_Your task_:
From the listing below, copy every line with the word "была".

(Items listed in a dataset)

----

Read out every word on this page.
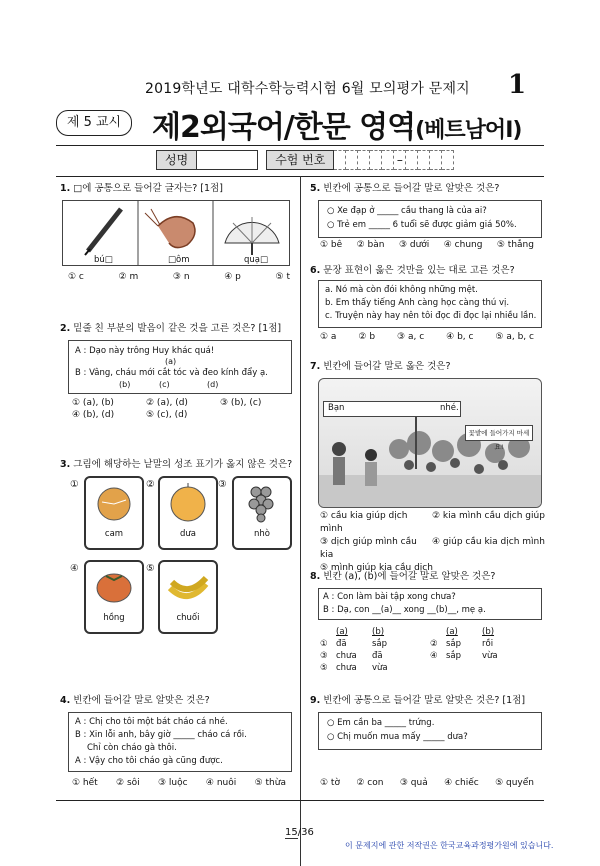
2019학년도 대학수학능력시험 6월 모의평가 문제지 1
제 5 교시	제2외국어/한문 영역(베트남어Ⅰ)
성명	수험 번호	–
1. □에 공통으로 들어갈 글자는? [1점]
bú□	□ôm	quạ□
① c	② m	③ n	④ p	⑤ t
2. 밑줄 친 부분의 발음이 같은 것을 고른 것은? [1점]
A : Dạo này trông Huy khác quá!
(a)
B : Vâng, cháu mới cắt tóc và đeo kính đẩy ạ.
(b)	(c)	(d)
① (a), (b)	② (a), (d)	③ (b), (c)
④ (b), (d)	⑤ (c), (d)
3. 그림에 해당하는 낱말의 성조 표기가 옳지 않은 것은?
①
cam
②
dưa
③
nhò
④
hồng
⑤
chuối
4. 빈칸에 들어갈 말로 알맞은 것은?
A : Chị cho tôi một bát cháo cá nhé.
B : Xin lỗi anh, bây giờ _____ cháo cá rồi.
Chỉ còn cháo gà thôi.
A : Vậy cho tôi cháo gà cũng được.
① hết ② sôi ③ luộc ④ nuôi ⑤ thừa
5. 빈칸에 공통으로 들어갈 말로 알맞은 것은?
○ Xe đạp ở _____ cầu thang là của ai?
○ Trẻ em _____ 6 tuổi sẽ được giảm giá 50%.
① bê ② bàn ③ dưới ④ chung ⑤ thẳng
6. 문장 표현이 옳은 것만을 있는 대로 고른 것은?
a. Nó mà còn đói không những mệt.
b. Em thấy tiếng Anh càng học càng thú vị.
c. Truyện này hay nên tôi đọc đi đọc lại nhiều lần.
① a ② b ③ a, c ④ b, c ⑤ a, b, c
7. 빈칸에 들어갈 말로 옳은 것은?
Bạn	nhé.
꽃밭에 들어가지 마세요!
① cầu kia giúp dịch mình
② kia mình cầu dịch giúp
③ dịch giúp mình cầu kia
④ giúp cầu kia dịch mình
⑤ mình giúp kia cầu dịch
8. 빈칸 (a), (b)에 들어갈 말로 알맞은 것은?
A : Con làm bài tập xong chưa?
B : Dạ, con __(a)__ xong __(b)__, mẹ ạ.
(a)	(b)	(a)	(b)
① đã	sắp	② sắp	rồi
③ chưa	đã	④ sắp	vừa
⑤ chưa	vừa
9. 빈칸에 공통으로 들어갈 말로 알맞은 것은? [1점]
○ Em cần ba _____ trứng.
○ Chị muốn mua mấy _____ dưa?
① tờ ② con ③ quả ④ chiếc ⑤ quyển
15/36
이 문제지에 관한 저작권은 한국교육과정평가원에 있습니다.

----

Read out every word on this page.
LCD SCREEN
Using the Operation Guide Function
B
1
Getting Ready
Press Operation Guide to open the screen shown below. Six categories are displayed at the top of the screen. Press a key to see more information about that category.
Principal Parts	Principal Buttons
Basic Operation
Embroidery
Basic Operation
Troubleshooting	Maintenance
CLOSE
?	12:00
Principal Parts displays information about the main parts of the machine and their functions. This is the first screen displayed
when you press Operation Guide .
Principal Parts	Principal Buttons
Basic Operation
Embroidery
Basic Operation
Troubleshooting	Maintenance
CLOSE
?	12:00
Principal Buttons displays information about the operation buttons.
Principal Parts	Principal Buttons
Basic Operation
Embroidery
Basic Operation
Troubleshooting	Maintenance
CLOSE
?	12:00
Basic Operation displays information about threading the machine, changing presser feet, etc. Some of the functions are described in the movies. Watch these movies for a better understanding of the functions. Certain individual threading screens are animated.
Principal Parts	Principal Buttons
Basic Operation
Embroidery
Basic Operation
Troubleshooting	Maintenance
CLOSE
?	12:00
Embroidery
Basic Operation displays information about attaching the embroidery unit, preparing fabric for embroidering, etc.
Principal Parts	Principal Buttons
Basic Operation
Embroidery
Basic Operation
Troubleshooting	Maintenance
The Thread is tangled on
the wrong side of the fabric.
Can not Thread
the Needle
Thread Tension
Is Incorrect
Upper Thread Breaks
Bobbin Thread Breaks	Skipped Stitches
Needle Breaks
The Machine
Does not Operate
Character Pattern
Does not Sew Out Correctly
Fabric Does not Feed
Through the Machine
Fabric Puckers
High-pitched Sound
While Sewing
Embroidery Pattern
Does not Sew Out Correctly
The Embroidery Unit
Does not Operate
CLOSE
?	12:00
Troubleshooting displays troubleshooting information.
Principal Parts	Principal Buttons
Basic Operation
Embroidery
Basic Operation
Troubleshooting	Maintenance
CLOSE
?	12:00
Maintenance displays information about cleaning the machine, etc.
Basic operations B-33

----

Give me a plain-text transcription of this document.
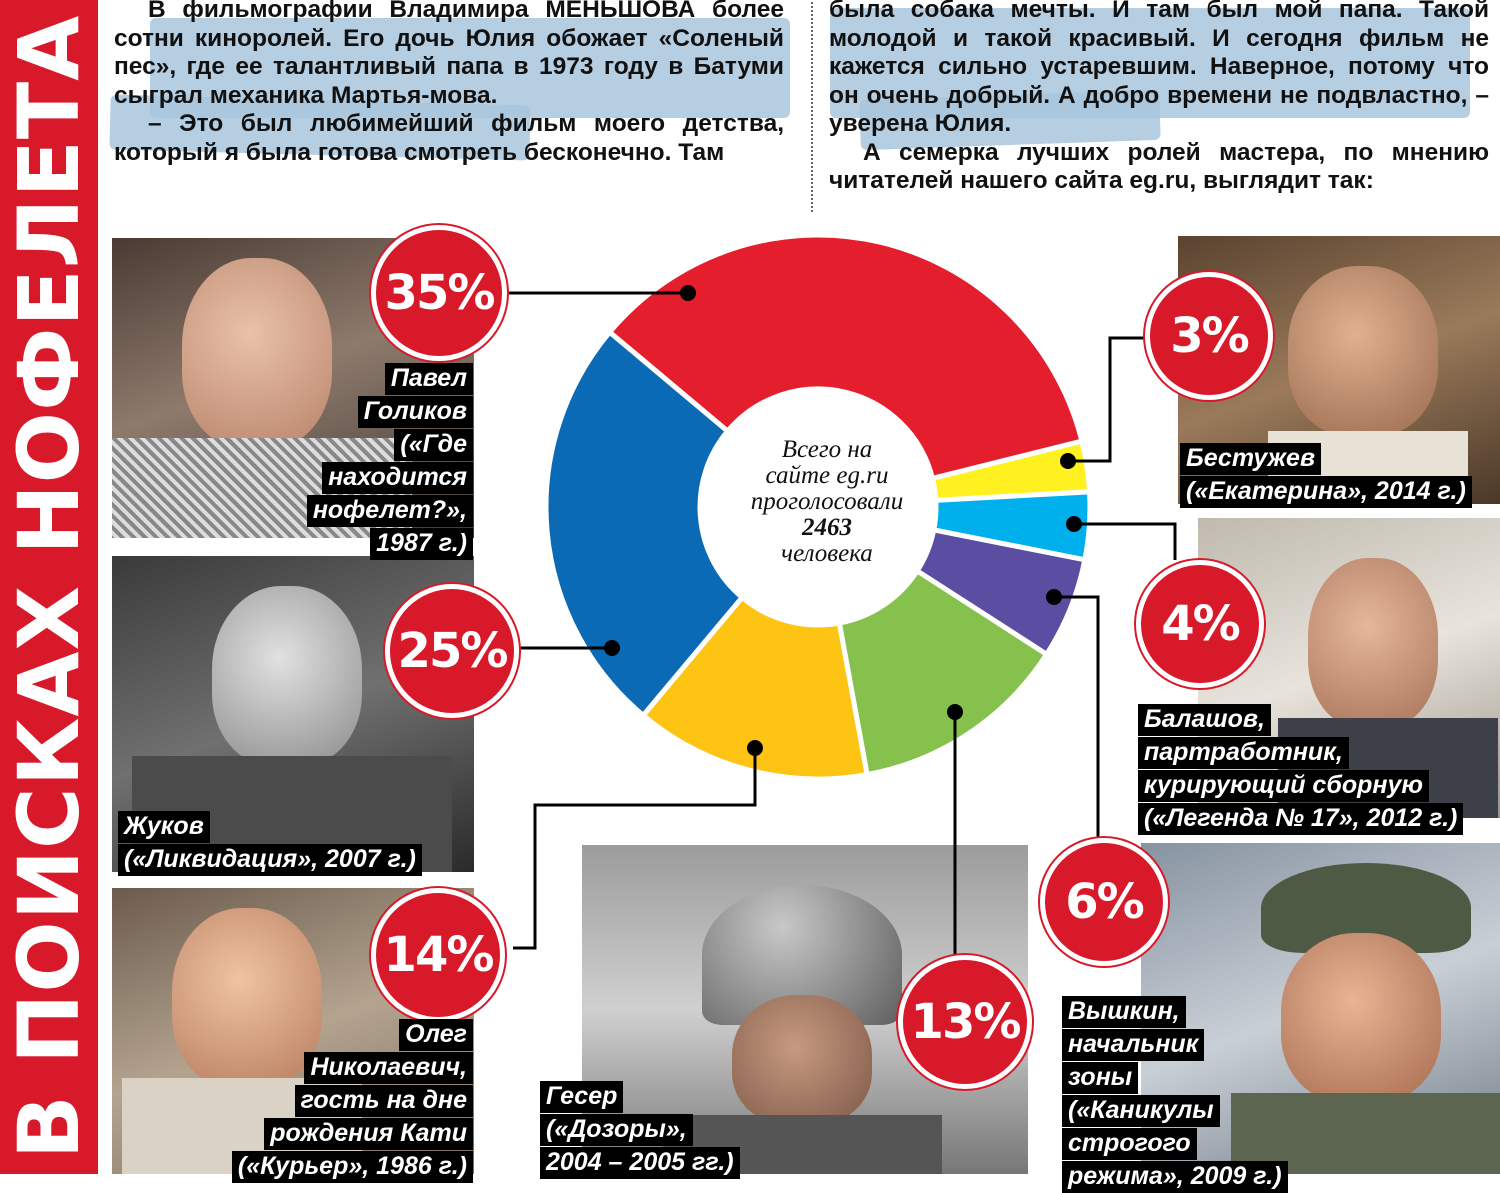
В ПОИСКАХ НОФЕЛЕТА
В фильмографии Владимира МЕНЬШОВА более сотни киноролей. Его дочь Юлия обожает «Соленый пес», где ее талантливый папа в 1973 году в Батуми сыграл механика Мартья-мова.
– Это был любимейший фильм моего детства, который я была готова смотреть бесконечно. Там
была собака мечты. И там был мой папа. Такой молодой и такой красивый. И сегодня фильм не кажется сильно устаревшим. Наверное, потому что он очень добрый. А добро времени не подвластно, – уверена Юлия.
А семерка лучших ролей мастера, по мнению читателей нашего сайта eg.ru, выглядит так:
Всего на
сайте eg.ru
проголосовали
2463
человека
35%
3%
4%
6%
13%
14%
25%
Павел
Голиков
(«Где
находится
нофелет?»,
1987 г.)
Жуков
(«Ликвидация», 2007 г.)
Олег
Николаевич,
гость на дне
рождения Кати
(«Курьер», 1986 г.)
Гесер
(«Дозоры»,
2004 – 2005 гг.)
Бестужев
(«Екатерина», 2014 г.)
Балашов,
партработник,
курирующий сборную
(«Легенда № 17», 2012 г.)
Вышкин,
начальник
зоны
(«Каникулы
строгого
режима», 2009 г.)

----

_Response_:
– Это был любимейший фильм моего детства, который я была готова смотреть бесконечно. Там
была собака мечты. И там был мой папа. Такой молодой и такой красивый. И сегодня фильм не кажется сильно устаревшим. Наверное, потому что он очень добрый. А добро времени не подвластно, – уверена Юлия.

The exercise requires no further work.